* **TO BE DONE**
Type out all the records word for word. Any pictures are to be left out.

* **MATERIAL FOR THIS EXERCISE**
··········
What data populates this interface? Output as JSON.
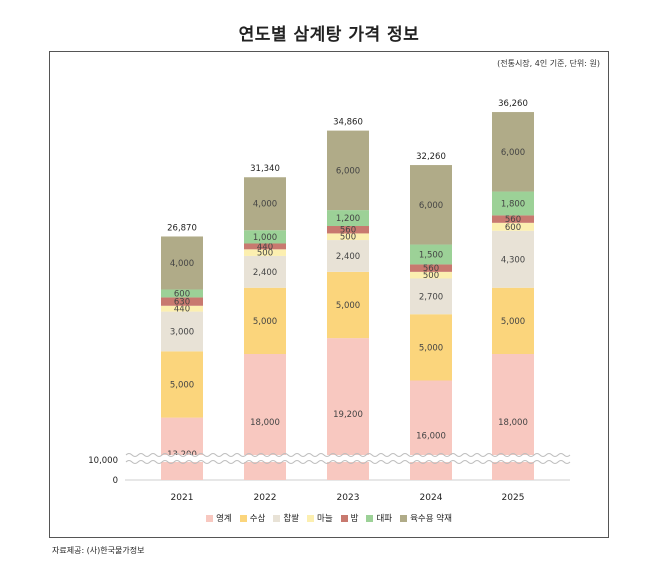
{
  "chart_data": {
    "type": "bar",
    "stacked": true,
    "title": "연도별 삼계탕 가격 정보",
    "subtitle": "(전통시장, 4인 기준, 단위: 원)",
    "source": "자료제공: (사)한국물가정보",
    "categories": [
      "2021",
      "2022",
      "2023",
      "2024",
      "2025"
    ],
    "totals": [
      "26,870",
      "31,340",
      "34,860",
      "32,260",
      "36,260"
    ],
    "y_ticks": [
      "0",
      "10,000"
    ],
    "axis_break": true,
    "series": [
      {
        "name": "영계",
        "color": "#f8c8c0",
        "values": [
          13200,
          18000,
          19200,
          16000,
          18000
        ],
        "labels": [
          "13,200",
          "18,000",
          "19,200",
          "16,000",
          "18,000"
        ]
      },
      {
        "name": "수삼",
        "color": "#fbd57c",
        "values": [
          5000,
          5000,
          5000,
          5000,
          5000
        ],
        "labels": [
          "5,000",
          "5,000",
          "5,000",
          "5,000",
          "5,000"
        ]
      },
      {
        "name": "찹쌀",
        "color": "#e8e2d6",
        "values": [
          3000,
          2400,
          2400,
          2700,
          4300
        ],
        "labels": [
          "3,000",
          "2,400",
          "2,400",
          "2,700",
          "4,300"
        ]
      },
      {
        "name": "마늘",
        "color": "#fcefb0",
        "values": [
          440,
          500,
          500,
          500,
          600
        ],
        "labels": [
          "440",
          "500",
          "500",
          "500",
          "600"
        ]
      },
      {
        "name": "밤",
        "color": "#c8796f",
        "values": [
          630,
          440,
          560,
          560,
          560
        ],
        "labels": [
          "630",
          "440",
          "560",
          "560",
          "560"
        ]
      },
      {
        "name": "대파",
        "color": "#9cd197",
        "values": [
          600,
          1000,
          1200,
          1500,
          1800
        ],
        "labels": [
          "600",
          "1,000",
          "1,200",
          "1,500",
          "1,800"
        ]
      },
      {
        "name": "육수용 약재",
        "color": "#b0ab88",
        "values": [
          4000,
          4000,
          6000,
          6000,
          6000
        ],
        "labels": [
          "4,000",
          "4,000",
          "6,000",
          "6,000",
          "6,000"
        ]
      }
    ]
  }
}
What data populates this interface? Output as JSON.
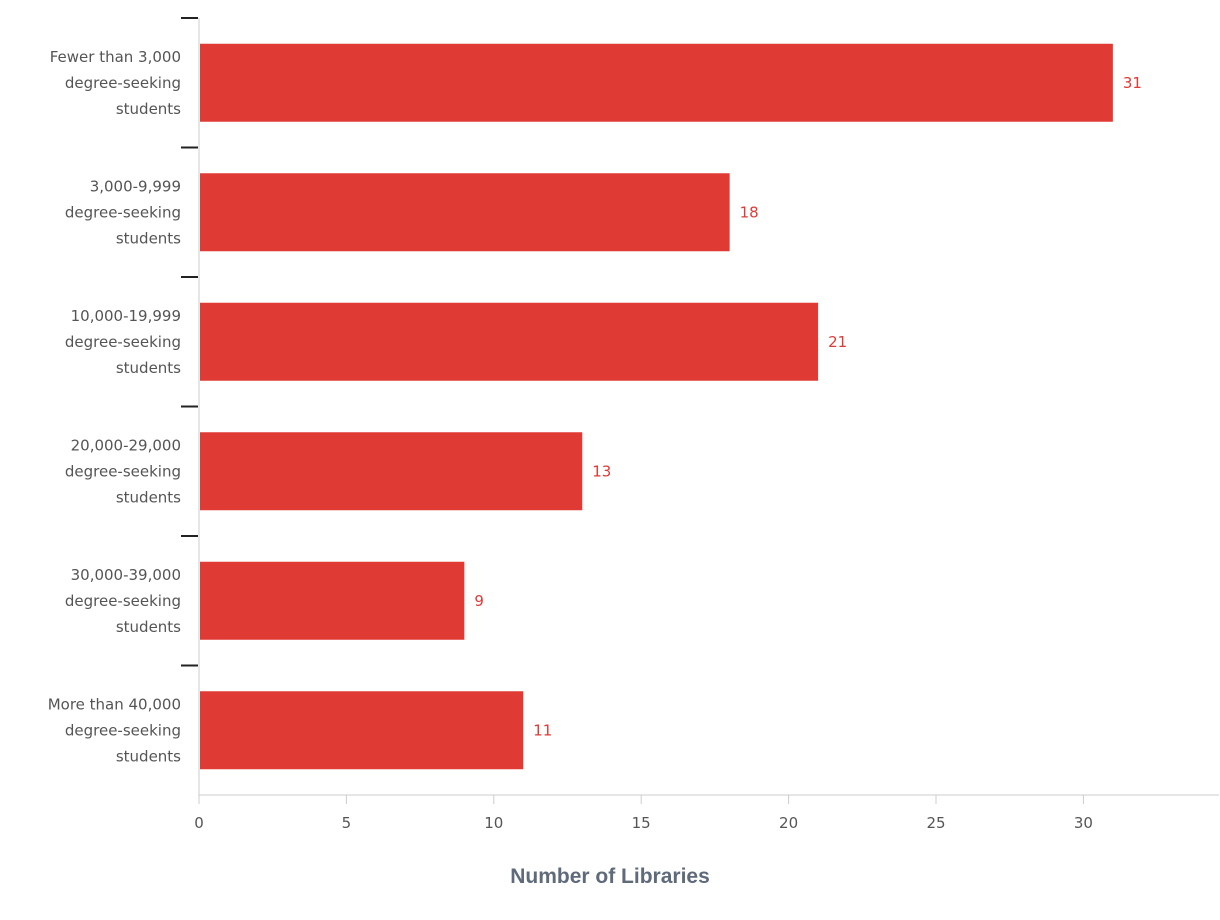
··········
* **WRITTEN RESPONSE**
What data populates this interface? Output as JSON.
{
  "chart_data": {
    "type": "bar",
    "stacked": true,
    "title": "연도별 삼계탕 가격 정보",
    "subtitle": "(전통시장, 4인 기준, 단위: 원)",
    "source": "자료제공: (사)한국물가정보",
    "categories": [
      "2021",
      "2022",
      "2023",
      "2024",
      "2025"
    ],
    "totals": [
      "26,870",
      "31,340",
      "34,860",
      "32,260",
      "36,260"
    ],
    "y_ticks": [
      "0",
      "10,000"
    ],
    "axis_break": true,
    "series": [
      {
        "name": "영계",
        "color": "#f8c8c0",
        "values": [
          13200,
          18000,
          19200,
          16000,
          18000
        ],
        "labels": [
          "13,200",
          "18,000",
          "19,200",
          "16,000",
          "18,000"
        ]
      },
      {
        "name": "수삼",
        "color": "#fbd57c",
        "values": [
          5000,
          5000,
          5000,
          5000,
          5000
        ],
        "labels": [
          "5,000",
          "5,000",
          "5,000",
          "5,000",
          "5,000"
        ]
      },
      {
        "name": "찹쌀",
        "color": "#e8e2d6",
        "values": [
          3000,
          2400,
          2400,
          2700,
          4300
        ],
        "labels": [
          "3,000",
          "2,400",
          "2,400",
          "2,700",
          "4,300"
        ]
      },
      {
        "name": "마늘",
        "color": "#fcefb0",
        "values": [
          440,
          500,
          500,
          500,
          600
        ],
        "labels": [
          "440",
          "500",
          "500",
          "500",
          "600"
        ]
      },
      {
        "name": "밤",
        "color": "#c8796f",
        "values": [
          630,
          440,
          560,
          560,
          560
        ],
        "labels": [
          "630",
          "440",
          "560",
          "560",
          "560"
        ]
      },
      {
        "name": "대파",
        "color": "#9cd197",
        "values": [
          600,
          1000,
          1200,
          1500,
          1800
        ],
        "labels": [
          "600",
          "1,000",
          "1,200",
          "1,500",
          "1,800"
        ]
      },
      {
        "name": "육수용 약재",
        "color": "#b0ab88",
        "values": [
          4000,
          4000,
          6000,
          6000,
          6000
        ],
        "labels": [
          "4,000",
          "4,000",
          "6,000",
          "6,000",
          "6,000"
        ]
      }
    ]
  }
}
What data populates this interface? Output as JSON.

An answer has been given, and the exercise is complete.